# Directions:
In the records that follow, show each line where the word "HILARIA" is present.

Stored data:
****************
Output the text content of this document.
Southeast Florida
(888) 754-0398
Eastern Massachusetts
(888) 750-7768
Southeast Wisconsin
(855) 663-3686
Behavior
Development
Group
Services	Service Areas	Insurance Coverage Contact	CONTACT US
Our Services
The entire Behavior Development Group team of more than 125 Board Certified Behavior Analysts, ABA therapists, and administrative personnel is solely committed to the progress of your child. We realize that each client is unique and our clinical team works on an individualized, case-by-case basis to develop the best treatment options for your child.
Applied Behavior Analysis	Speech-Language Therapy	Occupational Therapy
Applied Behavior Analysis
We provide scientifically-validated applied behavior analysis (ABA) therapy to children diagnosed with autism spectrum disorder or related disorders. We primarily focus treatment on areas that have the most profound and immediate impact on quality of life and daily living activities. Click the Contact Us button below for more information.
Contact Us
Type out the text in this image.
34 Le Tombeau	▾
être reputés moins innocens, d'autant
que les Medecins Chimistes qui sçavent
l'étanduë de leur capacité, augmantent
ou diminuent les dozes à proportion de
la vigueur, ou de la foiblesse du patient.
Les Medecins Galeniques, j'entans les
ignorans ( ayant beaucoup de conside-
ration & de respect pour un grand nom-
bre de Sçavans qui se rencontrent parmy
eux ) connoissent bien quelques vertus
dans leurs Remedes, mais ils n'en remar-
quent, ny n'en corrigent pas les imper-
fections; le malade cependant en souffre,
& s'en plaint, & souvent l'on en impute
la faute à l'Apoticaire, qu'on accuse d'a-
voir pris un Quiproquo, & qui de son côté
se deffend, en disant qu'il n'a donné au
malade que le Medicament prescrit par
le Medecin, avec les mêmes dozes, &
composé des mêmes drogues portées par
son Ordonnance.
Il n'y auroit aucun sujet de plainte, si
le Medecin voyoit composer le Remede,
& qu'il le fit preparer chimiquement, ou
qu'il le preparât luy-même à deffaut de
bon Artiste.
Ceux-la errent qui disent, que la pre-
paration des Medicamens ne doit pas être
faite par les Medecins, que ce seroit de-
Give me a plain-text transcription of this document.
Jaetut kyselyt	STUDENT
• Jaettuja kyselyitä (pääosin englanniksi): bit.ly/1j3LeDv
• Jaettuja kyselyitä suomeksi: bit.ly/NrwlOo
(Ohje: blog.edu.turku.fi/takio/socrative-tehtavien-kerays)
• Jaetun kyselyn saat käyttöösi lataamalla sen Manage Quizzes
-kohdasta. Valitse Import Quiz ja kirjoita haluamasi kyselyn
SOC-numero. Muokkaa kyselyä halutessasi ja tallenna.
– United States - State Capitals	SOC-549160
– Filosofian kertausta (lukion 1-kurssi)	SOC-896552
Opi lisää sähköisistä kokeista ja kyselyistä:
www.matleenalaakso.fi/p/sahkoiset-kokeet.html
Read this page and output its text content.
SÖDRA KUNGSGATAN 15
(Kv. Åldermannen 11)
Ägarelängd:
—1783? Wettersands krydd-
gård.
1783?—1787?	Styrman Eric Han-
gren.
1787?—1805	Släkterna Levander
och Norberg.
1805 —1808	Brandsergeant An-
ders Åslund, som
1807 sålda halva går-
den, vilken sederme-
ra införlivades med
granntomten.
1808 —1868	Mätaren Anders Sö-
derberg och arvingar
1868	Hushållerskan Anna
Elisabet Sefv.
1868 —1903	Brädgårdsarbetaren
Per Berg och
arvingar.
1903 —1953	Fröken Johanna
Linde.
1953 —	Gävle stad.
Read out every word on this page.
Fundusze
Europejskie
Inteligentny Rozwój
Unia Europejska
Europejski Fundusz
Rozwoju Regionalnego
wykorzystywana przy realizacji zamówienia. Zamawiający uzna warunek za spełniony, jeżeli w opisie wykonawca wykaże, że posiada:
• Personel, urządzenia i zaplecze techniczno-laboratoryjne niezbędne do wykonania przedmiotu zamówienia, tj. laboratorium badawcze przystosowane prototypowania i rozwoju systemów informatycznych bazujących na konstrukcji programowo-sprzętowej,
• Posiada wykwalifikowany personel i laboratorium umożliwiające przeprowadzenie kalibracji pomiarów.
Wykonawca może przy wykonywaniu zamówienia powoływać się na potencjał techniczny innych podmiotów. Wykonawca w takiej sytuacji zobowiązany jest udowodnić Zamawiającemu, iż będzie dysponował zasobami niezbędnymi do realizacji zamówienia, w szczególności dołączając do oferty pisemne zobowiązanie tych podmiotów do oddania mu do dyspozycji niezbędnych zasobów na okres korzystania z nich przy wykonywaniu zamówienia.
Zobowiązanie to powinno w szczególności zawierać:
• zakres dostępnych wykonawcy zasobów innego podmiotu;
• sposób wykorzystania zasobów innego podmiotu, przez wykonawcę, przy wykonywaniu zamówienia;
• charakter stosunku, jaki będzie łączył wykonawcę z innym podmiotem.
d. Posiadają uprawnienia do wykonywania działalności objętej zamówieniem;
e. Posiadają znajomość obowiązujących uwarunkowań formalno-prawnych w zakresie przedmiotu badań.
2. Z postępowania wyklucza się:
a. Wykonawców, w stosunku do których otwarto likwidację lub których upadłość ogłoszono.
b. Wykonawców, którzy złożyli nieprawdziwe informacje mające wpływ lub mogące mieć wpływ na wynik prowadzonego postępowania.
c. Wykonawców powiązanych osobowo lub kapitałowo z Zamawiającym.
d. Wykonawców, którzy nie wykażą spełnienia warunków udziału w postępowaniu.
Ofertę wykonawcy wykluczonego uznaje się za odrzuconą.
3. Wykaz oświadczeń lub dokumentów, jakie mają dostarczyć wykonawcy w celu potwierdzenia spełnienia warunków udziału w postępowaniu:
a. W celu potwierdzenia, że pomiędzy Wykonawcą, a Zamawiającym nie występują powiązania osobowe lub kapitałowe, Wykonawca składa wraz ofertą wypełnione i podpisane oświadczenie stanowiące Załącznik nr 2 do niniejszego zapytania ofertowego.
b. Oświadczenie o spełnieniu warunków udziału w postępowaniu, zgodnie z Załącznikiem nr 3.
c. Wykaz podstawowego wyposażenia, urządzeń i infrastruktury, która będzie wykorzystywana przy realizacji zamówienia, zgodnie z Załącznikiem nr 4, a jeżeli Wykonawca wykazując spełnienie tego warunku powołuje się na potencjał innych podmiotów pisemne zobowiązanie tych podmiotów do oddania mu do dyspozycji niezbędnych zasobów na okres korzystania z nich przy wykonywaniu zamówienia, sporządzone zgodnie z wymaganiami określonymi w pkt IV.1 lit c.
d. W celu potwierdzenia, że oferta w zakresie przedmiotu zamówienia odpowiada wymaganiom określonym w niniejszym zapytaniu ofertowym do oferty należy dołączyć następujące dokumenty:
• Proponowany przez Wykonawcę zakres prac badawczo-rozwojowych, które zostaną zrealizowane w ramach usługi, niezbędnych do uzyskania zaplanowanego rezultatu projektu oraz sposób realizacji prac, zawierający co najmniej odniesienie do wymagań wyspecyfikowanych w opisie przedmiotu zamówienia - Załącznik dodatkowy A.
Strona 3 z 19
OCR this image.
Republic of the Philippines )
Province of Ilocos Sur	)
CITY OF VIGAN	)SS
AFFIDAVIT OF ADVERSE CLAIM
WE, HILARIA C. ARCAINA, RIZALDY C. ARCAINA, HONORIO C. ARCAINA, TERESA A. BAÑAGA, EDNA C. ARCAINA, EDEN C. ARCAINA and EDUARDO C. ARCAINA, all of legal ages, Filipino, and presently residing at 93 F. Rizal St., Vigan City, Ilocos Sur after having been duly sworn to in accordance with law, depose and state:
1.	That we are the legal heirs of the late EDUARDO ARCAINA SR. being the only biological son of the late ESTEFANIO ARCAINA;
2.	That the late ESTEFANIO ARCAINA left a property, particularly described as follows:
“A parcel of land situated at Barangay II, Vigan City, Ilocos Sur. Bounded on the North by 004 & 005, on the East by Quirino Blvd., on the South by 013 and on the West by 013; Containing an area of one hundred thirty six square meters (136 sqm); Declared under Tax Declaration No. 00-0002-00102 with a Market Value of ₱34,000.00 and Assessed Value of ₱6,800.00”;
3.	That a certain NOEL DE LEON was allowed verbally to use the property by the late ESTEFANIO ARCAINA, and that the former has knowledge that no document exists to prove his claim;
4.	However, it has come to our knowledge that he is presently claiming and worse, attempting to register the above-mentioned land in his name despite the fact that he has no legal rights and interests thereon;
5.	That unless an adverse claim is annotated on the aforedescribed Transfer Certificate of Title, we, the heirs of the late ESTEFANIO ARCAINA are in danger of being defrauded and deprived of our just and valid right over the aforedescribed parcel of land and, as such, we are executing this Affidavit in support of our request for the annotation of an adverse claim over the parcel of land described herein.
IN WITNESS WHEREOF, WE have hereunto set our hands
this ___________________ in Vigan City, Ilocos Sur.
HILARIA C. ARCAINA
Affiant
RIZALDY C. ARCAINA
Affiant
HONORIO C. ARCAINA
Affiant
****************
# Response to the exercise:
WE, HILARIA C. ARCAINA, RIZALDY C. ARCAINA, HONORIO C. ARCAINA, TERESA A. BAÑAGA, EDNA C. ARCAINA, EDEN C. ARCAINA and EDUARDO C. ARCAINA, all of legal ages, Filipino, and presently residing at 93 F. Rizal St., Vigan City, Ilocos Sur after having been duly sworn to in accordance with law, depose and state:
HILARIA C. ARCAINA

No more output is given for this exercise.